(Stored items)
>> start
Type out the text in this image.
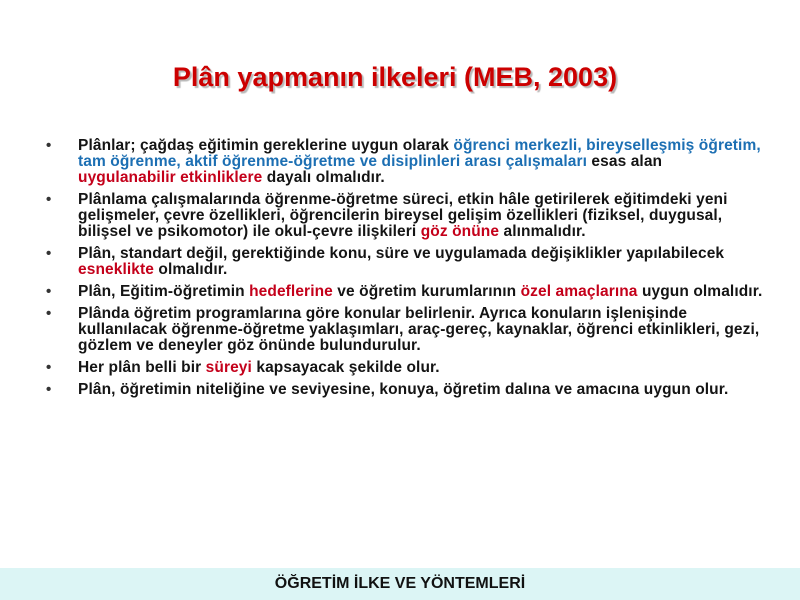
Plân yapmanın ilkeleri (MEB, 2003)
• Plânlar; çağdaş eğitimin gereklerine uygun olarak öğrenci merkezli, bireyselleşmiş öğretim, tam öğrenme, aktif öğrenme-öğretme ve disiplinleri arası çalışmaları esas alan uygulanabilir etkinliklere dayalı olmalıdır.
• Plânlama çalışmalarında öğrenme-öğretme süreci, etkin hâle getirilerek eğitimdeki yeni gelişmeler, çevre özellikleri, öğrencilerin bireysel gelişim özellikleri (fiziksel, duygusal, bilişsel ve psikomotor) ile okul-çevre ilişkileri göz önüne alınmalıdır.
• Plân, standart değil, gerektiğinde konu, süre ve uygulamada değişiklikler yapılabilecek esneklikte olmalıdır.
• Plân, Eğitim-öğretimin hedeflerine ve öğretim kurumlarının özel amaçlarına uygun olmalıdır.
• Plânda öğretim programlarına göre konular belirlenir. Ayrıca konuların işlenişinde kullanılacak öğrenme-öğretme yaklaşımları, araç-gereç, kaynaklar, öğrenci etkinlikleri, gezi, gözlem ve deneyler göz önünde bulundurulur.
• Her plân belli bir süreyi kapsayacak şekilde olur.
• Plân, öğretimin niteliğine ve seviyesine, konuya, öğretim dalına ve amacına uygun olur.
ÖĞRETİM İLKE VE YÖNTEMLERİ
>> end
= WHAT IS BEING ASKED =
Gather each line from the listing above that holds "öğretme".

= WRITTEN RESPONSE =
• Plânlar; çağdaş eğitimin gereklerine uygun olarak öğrenci merkezli, bireyselleşmiş öğretim, tam öğrenme, aktif öğrenme-öğretme ve disiplinleri arası çalışmaları esas alan uygulanabilir etkinliklere dayalı olmalıdır.
• Plânlama çalışmalarında öğrenme-öğretme süreci, etkin hâle getirilerek eğitimdeki yeni gelişmeler, çevre özellikleri, öğrencilerin bireysel gelişim özellikleri (fiziksel, duygusal, bilişsel ve psikomotor) ile okul-çevre ilişkileri göz önüne alınmalıdır.
• Plânda öğretim programlarına göre konular belirlenir. Ayrıca konuların işlenişinde kullanılacak öğrenme-öğretme yaklaşımları, araç-gereç, kaynaklar, öğrenci etkinlikleri, gezi, gözlem ve deneyler göz önünde bulundurulur.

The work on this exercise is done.